__PROBLEM REQUIREMENTS__.
Here are some records; copy every line that holds the word "xlabel".

Dataset items:

::::

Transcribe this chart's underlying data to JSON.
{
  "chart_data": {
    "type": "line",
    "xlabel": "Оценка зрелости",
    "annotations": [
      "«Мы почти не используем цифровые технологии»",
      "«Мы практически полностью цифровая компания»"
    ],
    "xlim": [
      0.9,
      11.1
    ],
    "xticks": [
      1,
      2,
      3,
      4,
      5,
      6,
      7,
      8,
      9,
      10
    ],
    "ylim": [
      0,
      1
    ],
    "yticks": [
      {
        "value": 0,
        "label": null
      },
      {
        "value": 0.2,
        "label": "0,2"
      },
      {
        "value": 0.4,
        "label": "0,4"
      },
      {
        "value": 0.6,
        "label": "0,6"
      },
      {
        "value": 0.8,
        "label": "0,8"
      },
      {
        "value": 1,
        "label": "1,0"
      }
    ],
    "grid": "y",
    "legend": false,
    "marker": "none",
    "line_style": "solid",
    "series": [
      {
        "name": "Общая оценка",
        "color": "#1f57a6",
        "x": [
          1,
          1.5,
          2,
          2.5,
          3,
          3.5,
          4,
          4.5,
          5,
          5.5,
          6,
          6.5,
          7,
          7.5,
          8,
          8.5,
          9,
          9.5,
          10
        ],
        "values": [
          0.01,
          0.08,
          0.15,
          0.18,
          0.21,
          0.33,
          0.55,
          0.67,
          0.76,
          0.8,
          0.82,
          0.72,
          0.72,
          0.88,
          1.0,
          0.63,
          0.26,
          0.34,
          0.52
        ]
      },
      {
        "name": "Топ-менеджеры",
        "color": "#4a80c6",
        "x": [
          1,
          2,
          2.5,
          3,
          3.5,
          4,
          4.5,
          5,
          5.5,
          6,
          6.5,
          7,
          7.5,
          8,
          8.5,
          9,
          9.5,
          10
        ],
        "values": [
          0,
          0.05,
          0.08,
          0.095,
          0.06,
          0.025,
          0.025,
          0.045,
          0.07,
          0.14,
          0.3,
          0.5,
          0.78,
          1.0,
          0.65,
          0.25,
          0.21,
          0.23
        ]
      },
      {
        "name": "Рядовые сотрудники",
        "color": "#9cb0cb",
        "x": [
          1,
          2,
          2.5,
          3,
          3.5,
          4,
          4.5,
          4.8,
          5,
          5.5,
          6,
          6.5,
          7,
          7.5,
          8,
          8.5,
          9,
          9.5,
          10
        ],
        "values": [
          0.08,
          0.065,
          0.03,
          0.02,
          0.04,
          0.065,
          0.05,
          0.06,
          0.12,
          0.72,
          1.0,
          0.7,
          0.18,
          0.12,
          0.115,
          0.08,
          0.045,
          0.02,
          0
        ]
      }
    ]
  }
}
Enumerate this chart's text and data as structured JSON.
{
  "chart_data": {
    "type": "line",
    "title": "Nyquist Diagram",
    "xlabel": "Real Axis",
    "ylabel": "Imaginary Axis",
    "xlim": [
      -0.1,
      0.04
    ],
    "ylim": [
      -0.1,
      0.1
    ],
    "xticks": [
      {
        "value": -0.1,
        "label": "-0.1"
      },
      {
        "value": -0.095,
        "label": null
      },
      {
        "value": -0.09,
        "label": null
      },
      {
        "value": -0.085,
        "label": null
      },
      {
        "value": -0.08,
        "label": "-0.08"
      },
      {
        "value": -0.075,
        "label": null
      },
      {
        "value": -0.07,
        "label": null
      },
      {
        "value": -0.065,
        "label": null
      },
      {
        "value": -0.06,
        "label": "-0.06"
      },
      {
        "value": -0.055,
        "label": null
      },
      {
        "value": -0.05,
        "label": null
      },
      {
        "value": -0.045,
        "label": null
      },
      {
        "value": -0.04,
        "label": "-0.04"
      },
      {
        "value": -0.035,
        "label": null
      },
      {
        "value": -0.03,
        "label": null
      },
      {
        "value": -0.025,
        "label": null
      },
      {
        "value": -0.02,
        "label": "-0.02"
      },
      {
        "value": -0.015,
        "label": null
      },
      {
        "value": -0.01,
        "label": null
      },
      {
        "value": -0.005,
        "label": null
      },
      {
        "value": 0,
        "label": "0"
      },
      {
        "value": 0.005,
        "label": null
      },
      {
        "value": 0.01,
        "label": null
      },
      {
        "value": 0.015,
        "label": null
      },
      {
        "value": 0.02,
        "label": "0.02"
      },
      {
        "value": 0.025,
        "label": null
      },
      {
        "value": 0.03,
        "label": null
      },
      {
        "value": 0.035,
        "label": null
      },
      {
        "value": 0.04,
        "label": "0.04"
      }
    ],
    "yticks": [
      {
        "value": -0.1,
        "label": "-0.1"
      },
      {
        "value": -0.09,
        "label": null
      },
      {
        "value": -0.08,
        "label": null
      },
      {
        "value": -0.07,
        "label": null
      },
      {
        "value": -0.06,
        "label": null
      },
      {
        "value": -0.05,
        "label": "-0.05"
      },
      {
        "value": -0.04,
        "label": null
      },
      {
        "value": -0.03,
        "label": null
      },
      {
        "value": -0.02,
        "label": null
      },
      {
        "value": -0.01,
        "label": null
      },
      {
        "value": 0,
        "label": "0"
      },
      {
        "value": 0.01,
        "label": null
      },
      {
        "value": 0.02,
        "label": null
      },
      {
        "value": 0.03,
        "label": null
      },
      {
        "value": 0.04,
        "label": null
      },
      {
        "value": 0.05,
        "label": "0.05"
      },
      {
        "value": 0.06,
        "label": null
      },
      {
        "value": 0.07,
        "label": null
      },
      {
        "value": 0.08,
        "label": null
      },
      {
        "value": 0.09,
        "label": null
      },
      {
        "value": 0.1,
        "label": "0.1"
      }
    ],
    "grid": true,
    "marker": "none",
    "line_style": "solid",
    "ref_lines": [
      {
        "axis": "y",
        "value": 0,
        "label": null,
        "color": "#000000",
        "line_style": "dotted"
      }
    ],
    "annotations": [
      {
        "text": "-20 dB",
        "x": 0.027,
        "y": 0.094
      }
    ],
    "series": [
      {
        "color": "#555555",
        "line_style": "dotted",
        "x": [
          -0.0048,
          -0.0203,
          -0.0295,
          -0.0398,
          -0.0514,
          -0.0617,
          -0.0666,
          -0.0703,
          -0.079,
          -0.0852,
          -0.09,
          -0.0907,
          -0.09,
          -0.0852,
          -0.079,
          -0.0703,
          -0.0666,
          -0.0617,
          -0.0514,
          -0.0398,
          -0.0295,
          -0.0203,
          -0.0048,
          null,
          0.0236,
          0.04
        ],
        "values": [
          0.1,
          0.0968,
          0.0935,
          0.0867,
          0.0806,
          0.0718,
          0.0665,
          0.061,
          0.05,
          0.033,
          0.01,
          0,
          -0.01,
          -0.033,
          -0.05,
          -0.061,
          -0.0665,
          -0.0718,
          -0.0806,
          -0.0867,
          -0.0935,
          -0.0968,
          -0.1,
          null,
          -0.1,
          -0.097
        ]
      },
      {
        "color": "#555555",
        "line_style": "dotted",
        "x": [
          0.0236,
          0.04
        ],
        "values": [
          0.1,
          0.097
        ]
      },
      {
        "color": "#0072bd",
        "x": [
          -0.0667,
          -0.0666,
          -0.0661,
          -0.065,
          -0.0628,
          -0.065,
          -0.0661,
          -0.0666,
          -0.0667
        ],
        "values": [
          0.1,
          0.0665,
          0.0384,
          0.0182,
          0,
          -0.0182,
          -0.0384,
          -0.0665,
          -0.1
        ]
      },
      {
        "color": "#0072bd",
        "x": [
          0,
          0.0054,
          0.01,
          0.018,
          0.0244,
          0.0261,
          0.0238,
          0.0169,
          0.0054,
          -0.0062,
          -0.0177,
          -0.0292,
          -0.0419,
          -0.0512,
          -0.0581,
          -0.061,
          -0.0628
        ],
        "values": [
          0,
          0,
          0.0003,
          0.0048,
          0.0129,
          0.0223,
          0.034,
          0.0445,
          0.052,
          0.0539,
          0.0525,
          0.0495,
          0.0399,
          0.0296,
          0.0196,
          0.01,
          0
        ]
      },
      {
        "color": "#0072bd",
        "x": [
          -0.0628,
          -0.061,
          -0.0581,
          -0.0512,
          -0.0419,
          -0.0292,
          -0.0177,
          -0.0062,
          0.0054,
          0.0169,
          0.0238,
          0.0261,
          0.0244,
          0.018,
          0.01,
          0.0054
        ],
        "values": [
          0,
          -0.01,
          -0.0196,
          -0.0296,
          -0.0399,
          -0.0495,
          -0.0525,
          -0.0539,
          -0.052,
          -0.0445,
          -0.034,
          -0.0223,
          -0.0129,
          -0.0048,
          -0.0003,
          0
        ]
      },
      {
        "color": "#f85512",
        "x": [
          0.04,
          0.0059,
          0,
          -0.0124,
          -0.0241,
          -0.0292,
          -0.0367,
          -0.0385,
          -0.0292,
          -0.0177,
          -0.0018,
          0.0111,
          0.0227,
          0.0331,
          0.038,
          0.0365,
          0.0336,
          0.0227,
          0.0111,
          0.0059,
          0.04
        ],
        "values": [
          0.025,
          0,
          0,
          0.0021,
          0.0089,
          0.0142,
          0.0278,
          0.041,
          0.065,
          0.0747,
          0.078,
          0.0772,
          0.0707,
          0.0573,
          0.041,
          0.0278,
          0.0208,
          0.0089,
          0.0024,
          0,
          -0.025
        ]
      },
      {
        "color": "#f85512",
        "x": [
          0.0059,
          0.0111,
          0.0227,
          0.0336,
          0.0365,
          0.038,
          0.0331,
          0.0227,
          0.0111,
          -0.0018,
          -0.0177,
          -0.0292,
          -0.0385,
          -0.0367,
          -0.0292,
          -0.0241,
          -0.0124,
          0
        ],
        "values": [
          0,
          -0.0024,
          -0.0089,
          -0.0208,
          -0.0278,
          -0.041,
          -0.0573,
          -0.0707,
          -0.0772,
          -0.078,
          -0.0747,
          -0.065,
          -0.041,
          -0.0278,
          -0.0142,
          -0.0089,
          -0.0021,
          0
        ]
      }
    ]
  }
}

::::

__SOLUTION FOR THIS TASK__.
    "xlabel": "Оценка зрелости",
    "xlabel": "Real Axis",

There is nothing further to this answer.